◆ Records provided ◆
"""

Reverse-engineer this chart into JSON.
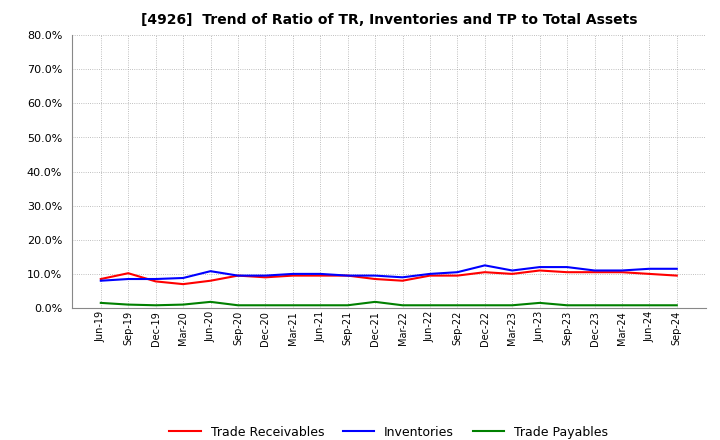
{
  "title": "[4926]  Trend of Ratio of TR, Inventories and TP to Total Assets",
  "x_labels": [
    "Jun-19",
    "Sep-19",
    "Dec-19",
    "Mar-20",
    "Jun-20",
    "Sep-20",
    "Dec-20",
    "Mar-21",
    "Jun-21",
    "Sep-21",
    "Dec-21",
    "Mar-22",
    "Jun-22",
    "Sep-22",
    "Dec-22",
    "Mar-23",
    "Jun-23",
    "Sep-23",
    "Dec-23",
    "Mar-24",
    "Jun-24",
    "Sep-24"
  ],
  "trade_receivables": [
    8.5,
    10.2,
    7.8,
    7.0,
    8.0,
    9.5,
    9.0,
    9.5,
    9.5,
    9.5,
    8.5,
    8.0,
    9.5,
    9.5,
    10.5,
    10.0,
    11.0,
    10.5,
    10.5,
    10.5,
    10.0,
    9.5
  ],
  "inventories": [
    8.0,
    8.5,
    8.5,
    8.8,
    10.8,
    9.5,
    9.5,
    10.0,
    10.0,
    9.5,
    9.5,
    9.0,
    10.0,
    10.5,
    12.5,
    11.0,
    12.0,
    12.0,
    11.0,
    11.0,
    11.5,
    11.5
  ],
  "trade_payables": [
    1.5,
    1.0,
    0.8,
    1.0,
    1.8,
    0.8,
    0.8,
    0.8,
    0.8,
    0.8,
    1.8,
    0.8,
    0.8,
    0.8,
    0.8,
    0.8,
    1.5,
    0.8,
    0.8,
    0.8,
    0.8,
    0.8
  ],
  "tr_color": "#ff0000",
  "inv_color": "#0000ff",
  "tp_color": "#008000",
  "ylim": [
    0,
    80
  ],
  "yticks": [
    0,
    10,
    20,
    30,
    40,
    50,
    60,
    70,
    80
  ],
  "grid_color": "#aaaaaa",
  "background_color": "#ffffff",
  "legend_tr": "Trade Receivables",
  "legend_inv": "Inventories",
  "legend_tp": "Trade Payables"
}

"""

◆ Prompt ◆
Copy every record above exactly, leaving out any pictures.

◆ Finished exercise ◆
Reverse-engineer this chart into JSON.
{
  "title": "[4926]  Trend of Ratio of TR, Inventories and TP to Total Assets",
  "x_labels": [
    "Jun-19",
    "Sep-19",
    "Dec-19",
    "Mar-20",
    "Jun-20",
    "Sep-20",
    "Dec-20",
    "Mar-21",
    "Jun-21",
    "Sep-21",
    "Dec-21",
    "Mar-22",
    "Jun-22",
    "Sep-22",
    "Dec-22",
    "Mar-23",
    "Jun-23",
    "Sep-23",
    "Dec-23",
    "Mar-24",
    "Jun-24",
    "Sep-24"
  ],
  "trade_receivables": [
    8.5,
    10.2,
    7.8,
    7.0,
    8.0,
    9.5,
    9.0,
    9.5,
    9.5,
    9.5,
    8.5,
    8.0,
    9.5,
    9.5,
    10.5,
    10.0,
    11.0,
    10.5,
    10.5,
    10.5,
    10.0,
    9.5
  ],
  "inventories": [
    8.0,
    8.5,
    8.5,
    8.8,
    10.8,
    9.5,
    9.5,
    10.0,
    10.0,
    9.5,
    9.5,
    9.0,
    10.0,
    10.5,
    12.5,
    11.0,
    12.0,
    12.0,
    11.0,
    11.0,
    11.5,
    11.5
  ],
  "trade_payables": [
    1.5,
    1.0,
    0.8,
    1.0,
    1.8,
    0.8,
    0.8,
    0.8,
    0.8,
    0.8,
    1.8,
    0.8,
    0.8,
    0.8,
    0.8,
    0.8,
    1.5,
    0.8,
    0.8,
    0.8,
    0.8,
    0.8
  ],
  "tr_color": "#ff0000",
  "inv_color": "#0000ff",
  "tp_color": "#008000",
  "ylim": [
    0,
    80
  ],
  "yticks": [
    0,
    10,
    20,
    30,
    40,
    50,
    60,
    70,
    80
  ],
  "grid_color": "#aaaaaa",
  "background_color": "#ffffff",
  "legend_tr": "Trade Receivables",
  "legend_inv": "Inventories",
  "legend_tp": "Trade Payables"
}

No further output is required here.